___ TRECHO PARA LER
Luca Bussotti
Parece que, nas últimas semanas, os “perfis” se tornaram a moda preferida dos dois maiores partidos de Moçambique, Frelimo e Renamo. Nas artes, o perfil é um rosto visto de lado, portanto incompleto, que esconde a outra face da cara. Metaforicamente, o perfil corresponde, grosso modo, à personalidade e características de alguém. De qualquer forma, nunca esta palavra diz respeito a uma pessoa na sua plenitude humana, com elementos físicos, morais, intelectuais e, no caso específico, políticos. Isso deixa vislumbrar a ideia de que o “perfil” que Frelimo e Renamo confiaram que os respectivos órgãos dirigentes delineassem deve ter, dum lado a cara do candidato, doutro a cara do partido. E quem votará no candidato da Frelimo deve saber que do outro lado sempre haverá o partido, ao passo que quem votará pela Renamo tem de ficar a saber que do outro lado da cara do candidato também haverá o símbolo do partido Renamo. E justamente sobre a Renamo é interessante focar a atenção, em consideração da agitação interna que está neste momento caracterizando o maior partido de oposição.
Um dos aspectos salientes na escolha da candidatura sempre foi o relacionamento de poder entre o candidato – e depois o presidente eleito – e o partido (ou a coalizão de partidos) que lhe apoiou. Desta vez não está sendo diferente: quer na Frelimo, quer na Renamo existem perfis que foram descartados de antemão (ou quase) antes de o tal de perfil ser desenhado. Na Renamo é o caso de Venâncio Mondlane. Não interessa, aqui, fazer uma análise sobre as razões de uma e de outra parte sobre como isso se tornou possível: o que mais interessa sublinhar é que a Renamo está despejando um potencial eleitoral assinalável (o do Sul de Moçambique e o de grande parte dos jovens em todo o país) que, sem a presença nas suas listas do deputado Venâncio Mondlane, é destinado a direcionar-se para outras formações políticas de oposição, provavelmente concorrentes e não aliadas da Renamo. A capacidade de liderança se mede também e sobretudo na medida em que o líder sabe bem utilizar as melhores energias do seu partito. Quando isso não acontece, significa que algo deu errado nos mecanismos internos, sobretudo depois de resultados eleitorais de considerável importância, como aqueles das autárquicas de 2023.
Hoje, já sabemos quem poderá concorrer (poucos) e quem não (muitos dos potenciais candidatos) à presidência do partido. Entretanto, o suposto perfil do candidato já é conhecido, mas nada sabemos do programa político que ele irá apresentar internamente e, sobretudo, aos cidadãos. Em particular, preocupa a situação de Cabo Delgado. Com a saída da SAMIM, uma União Europeia que, de momento, parece não querer desembolsar os 20 milhões de euros suplementares para apoiar as necessidades militares de Moçambique, com um problema enorme com relação a um Ruanda acusado cada vez mais de financiar o grupo M23 para desestabilizar um dos principais países da SADC, a República Democrática do Congo, ninguém sabe como a luta contra o terrorismo será levada a cabo. Seria interessante se o candidato da Renamo esclarecesse esta questão: a quem pedir ajuda? Será viável prosseguir com o apoio do Ruanda? E as armas necessárias para continuar a combater no terreno de Cabo Delgado serão compradas aonde e a quais condições? Na Turquia, na China, na Europa, na Rússia, ou aonde?
______
___ CONJUNTO DE REGISTROS
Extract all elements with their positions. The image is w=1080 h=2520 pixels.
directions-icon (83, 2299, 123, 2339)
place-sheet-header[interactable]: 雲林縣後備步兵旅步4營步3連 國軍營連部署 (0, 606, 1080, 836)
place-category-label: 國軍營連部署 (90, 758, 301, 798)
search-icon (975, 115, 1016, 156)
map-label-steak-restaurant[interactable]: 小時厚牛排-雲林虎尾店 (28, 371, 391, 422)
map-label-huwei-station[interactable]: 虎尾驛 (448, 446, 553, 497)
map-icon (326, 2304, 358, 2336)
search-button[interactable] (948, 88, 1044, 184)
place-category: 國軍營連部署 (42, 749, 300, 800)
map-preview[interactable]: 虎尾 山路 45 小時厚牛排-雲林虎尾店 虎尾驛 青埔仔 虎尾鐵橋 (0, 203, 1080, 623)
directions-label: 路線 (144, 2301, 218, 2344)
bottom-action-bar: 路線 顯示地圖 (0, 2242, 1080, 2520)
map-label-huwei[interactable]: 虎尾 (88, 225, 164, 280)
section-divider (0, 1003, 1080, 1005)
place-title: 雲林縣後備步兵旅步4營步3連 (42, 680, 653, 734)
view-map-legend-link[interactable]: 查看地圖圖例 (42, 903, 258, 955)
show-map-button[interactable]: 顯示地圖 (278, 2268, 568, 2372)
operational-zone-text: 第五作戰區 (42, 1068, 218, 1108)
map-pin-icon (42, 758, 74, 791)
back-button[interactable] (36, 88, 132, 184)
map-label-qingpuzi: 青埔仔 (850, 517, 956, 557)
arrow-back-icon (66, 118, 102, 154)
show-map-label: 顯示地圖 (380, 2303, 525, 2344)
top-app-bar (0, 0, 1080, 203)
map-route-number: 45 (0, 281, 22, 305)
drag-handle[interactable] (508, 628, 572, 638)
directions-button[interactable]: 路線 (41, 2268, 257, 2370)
______
» **TAREFAS A FAZER**
• A. No texto sobre os perfis dos candidatos da Frelimo e da Renamo, quais lugares aparecem como possíveis origens das armas para continuar o combate em Cabo Delgado?
• B. Continue o texto sobre os perfis dos candidatos da Frelimo e da Renamo a partir do ponto em que ele termina.

» **RESULTADOS**
• A. Turquia, China, Europa e Rússia.

• B.
Segunda questão: o país está mergulhado há anos numa pobreza crescente, em paralelo ao crescimento de uma elite extremamente rica e abastada. Até hoje, não existe uma política específica para resolver esta questão, limitando o fosso entre ricos e pobres. Investimentos de vulto em várias áreas, desde a emergia até as areias pesadas, estão destruindo grande parte do meio ambiente, despejando inteiras comunidades para fora de seus locais de vivência. Sobre este tema, qual seria a receita da Renamo e do seu futuro presidente e candidato? Políticas liberais, que deixam tudo ao mercado, ou políticas específicas, direcionadas para elevar o nível de vida das camadas mais pobres, impondo um sistema tributário mais justo e eficiente em que os mais ricos paguem mais do que os mais pobres? E finalmente, os recursos necessários para melhorar os níveis do sistema público da saúde, educação e transportes serão buscados aonde? Ainda pedindo ajuda e clemência aos países “amigos” ou procurando incrementar a produção e, portanto, as receitas locais, respeitando o meio ambiente e os direitos das comunidades locais?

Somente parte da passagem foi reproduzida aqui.